_Work to complete:_ Reproduce all of the material exactly as shown.

_Raw data:_

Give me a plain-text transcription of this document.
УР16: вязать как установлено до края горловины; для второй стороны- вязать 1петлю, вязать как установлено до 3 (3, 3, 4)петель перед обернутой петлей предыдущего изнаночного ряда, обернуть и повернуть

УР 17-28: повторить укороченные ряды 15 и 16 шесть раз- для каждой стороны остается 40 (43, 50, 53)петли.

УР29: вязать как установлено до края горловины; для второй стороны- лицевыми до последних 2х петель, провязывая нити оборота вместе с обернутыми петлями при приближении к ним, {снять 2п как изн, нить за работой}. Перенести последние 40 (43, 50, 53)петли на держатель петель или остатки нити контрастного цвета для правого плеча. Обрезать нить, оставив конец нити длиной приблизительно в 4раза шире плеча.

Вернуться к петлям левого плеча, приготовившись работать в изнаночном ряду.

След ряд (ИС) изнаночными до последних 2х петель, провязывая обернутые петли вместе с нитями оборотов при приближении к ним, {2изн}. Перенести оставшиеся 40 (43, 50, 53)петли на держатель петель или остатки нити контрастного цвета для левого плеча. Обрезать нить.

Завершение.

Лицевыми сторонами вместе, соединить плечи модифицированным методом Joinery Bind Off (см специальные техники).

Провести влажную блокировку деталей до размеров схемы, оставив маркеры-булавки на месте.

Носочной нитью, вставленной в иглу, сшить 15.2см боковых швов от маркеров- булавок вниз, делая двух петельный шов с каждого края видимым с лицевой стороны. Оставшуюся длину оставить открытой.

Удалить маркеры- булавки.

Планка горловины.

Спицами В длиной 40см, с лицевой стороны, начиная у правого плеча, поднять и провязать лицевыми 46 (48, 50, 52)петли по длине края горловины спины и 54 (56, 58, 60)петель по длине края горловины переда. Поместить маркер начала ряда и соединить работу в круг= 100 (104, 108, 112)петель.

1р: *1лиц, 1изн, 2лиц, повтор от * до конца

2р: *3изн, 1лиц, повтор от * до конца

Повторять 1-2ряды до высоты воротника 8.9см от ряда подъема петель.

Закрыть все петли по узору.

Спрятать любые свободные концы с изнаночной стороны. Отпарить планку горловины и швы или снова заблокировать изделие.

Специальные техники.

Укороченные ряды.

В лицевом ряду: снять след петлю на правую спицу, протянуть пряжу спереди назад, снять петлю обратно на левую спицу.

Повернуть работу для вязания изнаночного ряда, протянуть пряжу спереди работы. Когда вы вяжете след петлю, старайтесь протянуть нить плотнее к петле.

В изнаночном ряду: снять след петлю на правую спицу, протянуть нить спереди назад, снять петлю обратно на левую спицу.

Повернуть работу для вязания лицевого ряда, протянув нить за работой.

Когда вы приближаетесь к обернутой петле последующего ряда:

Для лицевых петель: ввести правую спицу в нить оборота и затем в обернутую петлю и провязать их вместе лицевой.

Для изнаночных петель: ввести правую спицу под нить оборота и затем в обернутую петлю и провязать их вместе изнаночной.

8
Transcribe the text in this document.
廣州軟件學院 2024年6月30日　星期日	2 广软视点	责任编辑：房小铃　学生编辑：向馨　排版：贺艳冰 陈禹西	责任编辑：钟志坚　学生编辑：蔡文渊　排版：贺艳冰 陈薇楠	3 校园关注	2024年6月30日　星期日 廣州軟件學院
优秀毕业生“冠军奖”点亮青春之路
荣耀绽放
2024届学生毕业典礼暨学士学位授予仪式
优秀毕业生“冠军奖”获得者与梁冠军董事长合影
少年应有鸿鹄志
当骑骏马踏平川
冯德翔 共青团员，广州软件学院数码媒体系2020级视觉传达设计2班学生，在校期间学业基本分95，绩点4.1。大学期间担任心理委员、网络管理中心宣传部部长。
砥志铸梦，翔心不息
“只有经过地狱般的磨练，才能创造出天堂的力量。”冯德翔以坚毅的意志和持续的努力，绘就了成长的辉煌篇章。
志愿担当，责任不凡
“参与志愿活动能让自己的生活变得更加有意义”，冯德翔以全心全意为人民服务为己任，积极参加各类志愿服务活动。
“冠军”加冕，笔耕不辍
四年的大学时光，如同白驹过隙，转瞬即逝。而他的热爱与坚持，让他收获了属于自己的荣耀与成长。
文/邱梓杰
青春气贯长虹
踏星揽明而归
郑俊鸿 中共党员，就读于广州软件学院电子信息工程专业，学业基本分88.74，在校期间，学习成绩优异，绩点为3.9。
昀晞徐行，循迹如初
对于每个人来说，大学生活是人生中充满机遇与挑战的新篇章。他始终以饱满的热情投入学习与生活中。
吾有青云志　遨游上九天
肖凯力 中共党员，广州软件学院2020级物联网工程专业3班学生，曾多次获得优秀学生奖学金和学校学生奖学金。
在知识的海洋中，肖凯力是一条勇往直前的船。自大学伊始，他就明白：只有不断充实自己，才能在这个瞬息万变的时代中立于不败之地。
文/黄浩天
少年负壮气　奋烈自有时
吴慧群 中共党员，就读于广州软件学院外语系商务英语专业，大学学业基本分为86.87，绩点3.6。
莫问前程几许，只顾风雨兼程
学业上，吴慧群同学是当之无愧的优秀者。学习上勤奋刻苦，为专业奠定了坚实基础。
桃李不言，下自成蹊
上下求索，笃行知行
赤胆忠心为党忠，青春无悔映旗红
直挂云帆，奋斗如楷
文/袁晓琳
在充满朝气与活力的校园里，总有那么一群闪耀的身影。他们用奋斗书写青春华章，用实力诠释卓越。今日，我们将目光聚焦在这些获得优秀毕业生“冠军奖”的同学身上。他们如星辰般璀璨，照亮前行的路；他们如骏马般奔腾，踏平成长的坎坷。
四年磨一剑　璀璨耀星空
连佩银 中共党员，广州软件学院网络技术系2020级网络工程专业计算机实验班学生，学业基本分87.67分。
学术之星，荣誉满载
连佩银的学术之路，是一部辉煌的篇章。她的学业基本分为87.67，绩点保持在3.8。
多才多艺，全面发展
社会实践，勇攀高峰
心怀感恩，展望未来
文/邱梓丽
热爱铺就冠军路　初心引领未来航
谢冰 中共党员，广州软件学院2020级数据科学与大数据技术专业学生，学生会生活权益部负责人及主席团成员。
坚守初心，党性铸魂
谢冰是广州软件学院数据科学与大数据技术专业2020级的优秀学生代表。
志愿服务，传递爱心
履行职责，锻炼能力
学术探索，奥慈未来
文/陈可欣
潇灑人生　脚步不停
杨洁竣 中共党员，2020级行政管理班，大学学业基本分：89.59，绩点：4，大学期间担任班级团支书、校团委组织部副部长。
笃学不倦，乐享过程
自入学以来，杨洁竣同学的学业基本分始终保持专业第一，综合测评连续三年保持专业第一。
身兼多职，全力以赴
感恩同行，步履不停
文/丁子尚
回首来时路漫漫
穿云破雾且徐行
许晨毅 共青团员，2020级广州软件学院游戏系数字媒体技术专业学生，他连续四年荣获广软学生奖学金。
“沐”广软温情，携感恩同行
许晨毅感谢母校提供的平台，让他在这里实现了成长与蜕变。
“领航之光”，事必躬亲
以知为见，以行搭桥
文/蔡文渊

_Completed task:_
Give me a plain-text transcription of this document.
УР16: вязать как установлено до края горловины; для второй стороны- вязать 1петлю, вязать как установлено до 3 (3, 3, 4)петель перед обернутой петлей предыдущего изнаночного ряда, обернуть и повернуть

УР 17-28: повторить укороченные ряды 15 и 16 шесть раз- для каждой стороны остается 40 (43, 50, 53)петли.

УР29: вязать как установлено до края горловины; для второй стороны- лицевыми до последних 2х петель, провязывая нити оборота вместе с обернутыми петлями при приближении к ним, {снять 2п как изн, нить за работой}. Перенести последние 40 (43, 50, 53)петли на держатель петель или остатки нити контрастного цвета для правого плеча. Обрезать нить, оставив конец нити длиной приблизительно в 4раза шире плеча.

Вернуться к петлям левого плеча, приготовившись работать в изнаночном ряду.

След ряд (ИС) изнаночными до последних 2х петель, провязывая обернутые петли вместе с нитями оборотов при приближении к ним, {2изн}. Перенести оставшиеся 40 (43, 50, 53)петли на держатель петель или остатки нити контрастного цвета для левого плеча. Обрезать нить.

Завершение.

Лицевыми сторонами вместе, соединить плечи модифицированным методом Joinery Bind Off (см специальные техники).

Провести влажную блокировку деталей до размеров схемы, оставив маркеры-булавки на месте.

Носочной нитью, вставленной в иглу, сшить 15.2см боковых швов от маркеров- булавок вниз, делая двух петельный шов с каждого края видимым с лицевой стороны. Оставшуюся длину оставить открытой.

Удалить маркеры- булавки.

Планка горловины.

Спицами В длиной 40см, с лицевой стороны, начиная у правого плеча, поднять и провязать лицевыми 46 (48, 50, 52)петли по длине края горловины спины и 54 (56, 58, 60)петель по длине края горловины переда. Поместить маркер начала ряда и соединить работу в круг= 100 (104, 108, 112)петель.

1р: *1лиц, 1изн, 2лиц, повтор от * до конца

2р: *3изн, 1лиц, повтор от * до конца

Повторять 1-2ряды до высоты воротника 8.9см от ряда подъема петель.

Закрыть все петли по узору.

Спрятать любые свободные концы с изнаночной стороны. Отпарить планку горловины и швы или снова заблокировать изделие.

Специальные техники.

Укороченные ряды.

В лицевом ряду: снять след петлю на правую спицу, протянуть пряжу спереди назад, снять петлю обратно на левую спицу.

Повернуть работу для вязания изнаночного ряда, протянуть пряжу спереди работы. Когда вы вяжете след петлю, старайтесь протянуть нить плотнее к петле.

В изнаночном ряду: снять след петлю на правую спицу, протянуть нить спереди назад, снять петлю обратно на левую спицу.

Повернуть работу для вязания лицевого ряда, протянув нить за работой.

Когда вы приближаетесь к обернутой петле последующего ряда:

Для лицевых петель: ввести правую спицу в нить оборота и затем в обернутую петлю и провязать их вместе лицевой.

Для изнаночных петель: ввести правую спицу под нить оборота и затем в обернутую петлю и провязать их вместе изнаночной.

8
Transcribe the text in this document.
廣州軟件學院 2024年6月30日　星期日	2 广软视点	责任编辑：房小铃　学生编辑：向馨　排版：贺艳冰 陈禹西	责任编辑：钟志坚　学生编辑：蔡文渊　排版：贺艳冰 陈薇楠	3 校园关注	2024年6月30日　星期日 廣州軟件學院
优秀毕业生“冠军奖”点亮青春之路
荣耀绽放
2024届学生毕业典礼暨学士学位授予仪式
优秀毕业生“冠军奖”获得者与梁冠军董事长合影
少年应有鸿鹄志
当骑骏马踏平川
冯德翔 共青团员，广州软件学院数码媒体系2020级视觉传达设计2班学生，在校期间学业基本分95，绩点4.1。大学期间担任心理委员、网络管理中心宣传部部长。
砥志铸梦，翔心不息
“只有经过地狱般的磨练，才能创造出天堂的力量。”冯德翔以坚毅的意志和持续的努力，绘就了成长的辉煌篇章。
志愿担当，责任不凡
“参与志愿活动能让自己的生活变得更加有意义”，冯德翔以全心全意为人民服务为己任，积极参加各类志愿服务活动。
“冠军”加冕，笔耕不辍
四年的大学时光，如同白驹过隙，转瞬即逝。而他的热爱与坚持，让他收获了属于自己的荣耀与成长。
文/邱梓杰
青春气贯长虹
踏星揽明而归
郑俊鸿 中共党员，就读于广州软件学院电子信息工程专业，学业基本分88.74，在校期间，学习成绩优异，绩点为3.9。
昀晞徐行，循迹如初
对于每个人来说，大学生活是人生中充满机遇与挑战的新篇章。他始终以饱满的热情投入学习与生活中。
吾有青云志　遨游上九天
肖凯力 中共党员，广州软件学院2020级物联网工程专业3班学生，曾多次获得优秀学生奖学金和学校学生奖学金。
在知识的海洋中，肖凯力是一条勇往直前的船。自大学伊始，他就明白：只有不断充实自己，才能在这个瞬息万变的时代中立于不败之地。
文/黄浩天
少年负壮气　奋烈自有时
吴慧群 中共党员，就读于广州软件学院外语系商务英语专业，大学学业基本分为86.87，绩点3.6。
莫问前程几许，只顾风雨兼程
学业上，吴慧群同学是当之无愧的优秀者。学习上勤奋刻苦，为专业奠定了坚实基础。
桃李不言，下自成蹊
上下求索，笃行知行
赤胆忠心为党忠，青春无悔映旗红
直挂云帆，奋斗如楷
文/袁晓琳
在充满朝气与活力的校园里，总有那么一群闪耀的身影。他们用奋斗书写青春华章，用实力诠释卓越。今日，我们将目光聚焦在这些获得优秀毕业生“冠军奖”的同学身上。他们如星辰般璀璨，照亮前行的路；他们如骏马般奔腾，踏平成长的坎坷。
四年磨一剑　璀璨耀星空
连佩银 中共党员，广州软件学院网络技术系2020级网络工程专业计算机实验班学生，学业基本分87.67分。
学术之星，荣誉满载
连佩银的学术之路，是一部辉煌的篇章。她的学业基本分为87.67，绩点保持在3.8。
多才多艺，全面发展
社会实践，勇攀高峰
心怀感恩，展望未来
文/邱梓丽
热爱铺就冠军路　初心引领未来航
谢冰 中共党员，广州软件学院2020级数据科学与大数据技术专业学生，学生会生活权益部负责人及主席团成员。
坚守初心，党性铸魂
谢冰是广州软件学院数据科学与大数据技术专业2020级的优秀学生代表。
志愿服务，传递爱心
履行职责，锻炼能力
学术探索，奥慈未来
文/陈可欣
潇灑人生　脚步不停
杨洁竣 中共党员，2020级行政管理班，大学学业基本分：89.59，绩点：4，大学期间担任班级团支书、校团委组织部副部长。
笃学不倦，乐享过程
自入学以来，杨洁竣同学的学业基本分始终保持专业第一，综合测评连续三年保持专业第一。
身兼多职，全力以赴
感恩同行，步履不停
文/丁子尚
回首来时路漫漫
穿云破雾且徐行
许晨毅 共青团员，2020级广州软件学院游戏系数字媒体技术专业学生，他连续四年荣获广软学生奖学金。
“沐”广软温情，携感恩同行
许晨毅感谢母校提供的平台，让他在这里实现了成长与蜕变。
“领航之光”，事必躬亲
以知为见，以行搭桥
文/蔡文渊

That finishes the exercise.